[start of RECORDS SHOWN]

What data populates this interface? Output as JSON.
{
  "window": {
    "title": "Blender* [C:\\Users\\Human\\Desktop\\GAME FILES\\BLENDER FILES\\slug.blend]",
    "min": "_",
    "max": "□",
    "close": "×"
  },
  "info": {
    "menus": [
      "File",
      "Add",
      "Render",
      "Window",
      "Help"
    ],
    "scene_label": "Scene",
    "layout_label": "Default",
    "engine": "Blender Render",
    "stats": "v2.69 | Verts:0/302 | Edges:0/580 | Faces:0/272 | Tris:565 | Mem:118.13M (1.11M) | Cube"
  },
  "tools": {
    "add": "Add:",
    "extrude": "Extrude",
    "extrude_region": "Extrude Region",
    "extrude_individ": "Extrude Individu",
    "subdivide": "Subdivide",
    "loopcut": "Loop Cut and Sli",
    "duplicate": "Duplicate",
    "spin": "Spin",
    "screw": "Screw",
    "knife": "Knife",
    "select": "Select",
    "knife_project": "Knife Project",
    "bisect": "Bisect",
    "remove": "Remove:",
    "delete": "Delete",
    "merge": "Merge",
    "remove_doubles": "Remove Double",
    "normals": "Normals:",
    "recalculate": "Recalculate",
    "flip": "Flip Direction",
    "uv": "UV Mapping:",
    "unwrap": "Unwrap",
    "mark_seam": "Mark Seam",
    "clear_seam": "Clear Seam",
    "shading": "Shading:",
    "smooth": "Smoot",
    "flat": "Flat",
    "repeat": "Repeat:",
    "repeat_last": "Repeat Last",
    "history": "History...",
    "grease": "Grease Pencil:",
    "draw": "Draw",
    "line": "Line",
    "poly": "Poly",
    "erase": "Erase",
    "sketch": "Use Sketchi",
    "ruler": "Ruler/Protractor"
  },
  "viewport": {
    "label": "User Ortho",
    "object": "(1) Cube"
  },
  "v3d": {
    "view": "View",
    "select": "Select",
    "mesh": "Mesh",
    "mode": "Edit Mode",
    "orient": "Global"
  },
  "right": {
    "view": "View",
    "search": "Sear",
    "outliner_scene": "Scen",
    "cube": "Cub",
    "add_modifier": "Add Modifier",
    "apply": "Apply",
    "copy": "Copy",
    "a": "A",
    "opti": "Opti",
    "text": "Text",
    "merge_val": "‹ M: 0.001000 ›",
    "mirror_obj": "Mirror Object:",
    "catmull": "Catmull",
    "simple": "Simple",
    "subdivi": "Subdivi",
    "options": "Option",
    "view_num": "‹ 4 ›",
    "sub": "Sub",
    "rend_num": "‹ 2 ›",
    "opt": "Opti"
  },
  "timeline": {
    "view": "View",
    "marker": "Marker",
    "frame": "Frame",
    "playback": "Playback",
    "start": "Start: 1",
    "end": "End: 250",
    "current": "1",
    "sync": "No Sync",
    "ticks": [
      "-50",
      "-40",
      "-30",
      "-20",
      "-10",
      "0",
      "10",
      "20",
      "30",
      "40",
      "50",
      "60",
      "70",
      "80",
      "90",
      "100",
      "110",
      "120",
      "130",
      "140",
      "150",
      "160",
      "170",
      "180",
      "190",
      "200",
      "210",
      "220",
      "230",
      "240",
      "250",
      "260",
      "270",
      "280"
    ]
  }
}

[end of RECORDS SHOWN]

STATED PROBLEM — Find every line in the entries that includes the word "Seam", then state how many there are and nothing else.

ANSWER TO THIS PROBLEM — 2